• _EXERCISE BRIEF_
In the passage about First Parish artists, how many artists gathered for the December pot luck?

• _PASSAGE FOR REVIEW_

::::

I can’t tell you how many people have told me about the best lay led service they ever attended here, one in which flower arrangements were magically created before the congregation’s eyes, while music soared, and then silence reigned.  What people describe is a sense of awe and reverence.  I wasn’t there, and words can’t tell the whole story.  But I get the sense that you were hungry.  And you were fed.  I want more of that for us.  I believe we can fill up even more on this creative nourishment, and then bring our wise good selves out into the world, more ready and able to serve.  Some churches have a Creative Arts Ministry Team, or something like this.  I can picture a team like that thriving here.

In December around 25 First Parish artists gathered for a pot luck to brainstorm activities or art outings we’d like to do together, share within a service, host as an art night or start up as a community spiritual practice.  Our list was pages long.  You can look forward to some art nights in March and April, all led by artists in our midst.   There’s even been some very serious talk of installing a gum ball machine in our Evans Entrance.  But instead of gum balls, the machine would be filled with little capsules that contain tiny pieces of art!  Maybe you’ll be someone who contributes a miniature drawing or tiny gorgeous poem.  Maybe your personal experience with your own wild and starry night will magically fit inside a one inch capsule and be exactly what someone else needs when the going gets rough.  Maybe they’ll keep that little capsule like a touchstone for days and pull it out to share when the world needs more beauty, or mystery, or mischief.  You never know how art will shape the world.

::::

• _DATASET RECORDS_
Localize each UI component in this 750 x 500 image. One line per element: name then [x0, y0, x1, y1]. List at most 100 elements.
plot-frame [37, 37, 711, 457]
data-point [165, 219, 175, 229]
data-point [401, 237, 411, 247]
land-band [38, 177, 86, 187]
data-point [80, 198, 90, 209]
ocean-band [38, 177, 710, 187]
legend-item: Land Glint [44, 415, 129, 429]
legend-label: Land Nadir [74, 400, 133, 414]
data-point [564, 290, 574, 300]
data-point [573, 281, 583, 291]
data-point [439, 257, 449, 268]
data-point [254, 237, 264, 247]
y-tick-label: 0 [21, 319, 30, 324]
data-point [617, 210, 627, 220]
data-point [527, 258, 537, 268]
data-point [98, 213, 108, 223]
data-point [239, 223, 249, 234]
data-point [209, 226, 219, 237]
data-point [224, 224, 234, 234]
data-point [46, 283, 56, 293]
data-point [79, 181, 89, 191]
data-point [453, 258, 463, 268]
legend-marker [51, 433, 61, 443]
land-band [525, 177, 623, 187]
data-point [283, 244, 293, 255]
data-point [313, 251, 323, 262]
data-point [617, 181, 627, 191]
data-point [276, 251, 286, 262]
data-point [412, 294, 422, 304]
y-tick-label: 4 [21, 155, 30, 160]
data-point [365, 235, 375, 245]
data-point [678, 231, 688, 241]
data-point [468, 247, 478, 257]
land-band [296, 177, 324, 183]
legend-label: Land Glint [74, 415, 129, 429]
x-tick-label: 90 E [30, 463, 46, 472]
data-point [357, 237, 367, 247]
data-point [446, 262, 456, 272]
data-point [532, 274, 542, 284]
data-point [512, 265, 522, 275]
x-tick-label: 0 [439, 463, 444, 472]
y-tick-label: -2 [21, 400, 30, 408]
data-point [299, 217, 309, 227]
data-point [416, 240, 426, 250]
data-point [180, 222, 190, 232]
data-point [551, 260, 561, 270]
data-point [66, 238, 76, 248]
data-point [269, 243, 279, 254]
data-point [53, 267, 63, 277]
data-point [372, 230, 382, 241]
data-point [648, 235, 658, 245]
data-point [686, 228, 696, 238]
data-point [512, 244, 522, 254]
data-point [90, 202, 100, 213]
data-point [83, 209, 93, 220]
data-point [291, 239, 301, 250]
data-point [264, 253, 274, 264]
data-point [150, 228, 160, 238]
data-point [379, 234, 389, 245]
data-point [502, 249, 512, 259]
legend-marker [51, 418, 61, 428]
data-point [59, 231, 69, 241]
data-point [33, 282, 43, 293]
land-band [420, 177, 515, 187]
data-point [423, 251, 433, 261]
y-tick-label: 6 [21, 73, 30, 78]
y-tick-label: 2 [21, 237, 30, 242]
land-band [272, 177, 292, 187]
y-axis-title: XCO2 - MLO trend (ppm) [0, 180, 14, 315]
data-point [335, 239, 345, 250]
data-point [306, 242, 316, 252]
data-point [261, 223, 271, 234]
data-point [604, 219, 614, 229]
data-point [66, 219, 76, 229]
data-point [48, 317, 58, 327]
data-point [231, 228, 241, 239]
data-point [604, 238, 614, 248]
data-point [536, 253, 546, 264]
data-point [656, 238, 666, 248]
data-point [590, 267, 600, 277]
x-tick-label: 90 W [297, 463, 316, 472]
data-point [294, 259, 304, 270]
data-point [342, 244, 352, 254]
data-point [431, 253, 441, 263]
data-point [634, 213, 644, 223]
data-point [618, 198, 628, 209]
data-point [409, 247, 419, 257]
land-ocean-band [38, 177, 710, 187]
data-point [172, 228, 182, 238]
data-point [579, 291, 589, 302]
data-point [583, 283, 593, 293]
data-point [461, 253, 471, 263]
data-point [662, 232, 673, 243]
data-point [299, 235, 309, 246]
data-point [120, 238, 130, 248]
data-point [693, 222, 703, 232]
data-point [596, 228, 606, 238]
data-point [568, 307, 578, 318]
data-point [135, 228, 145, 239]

::::

• _WRITTEN REPLY_
Around 25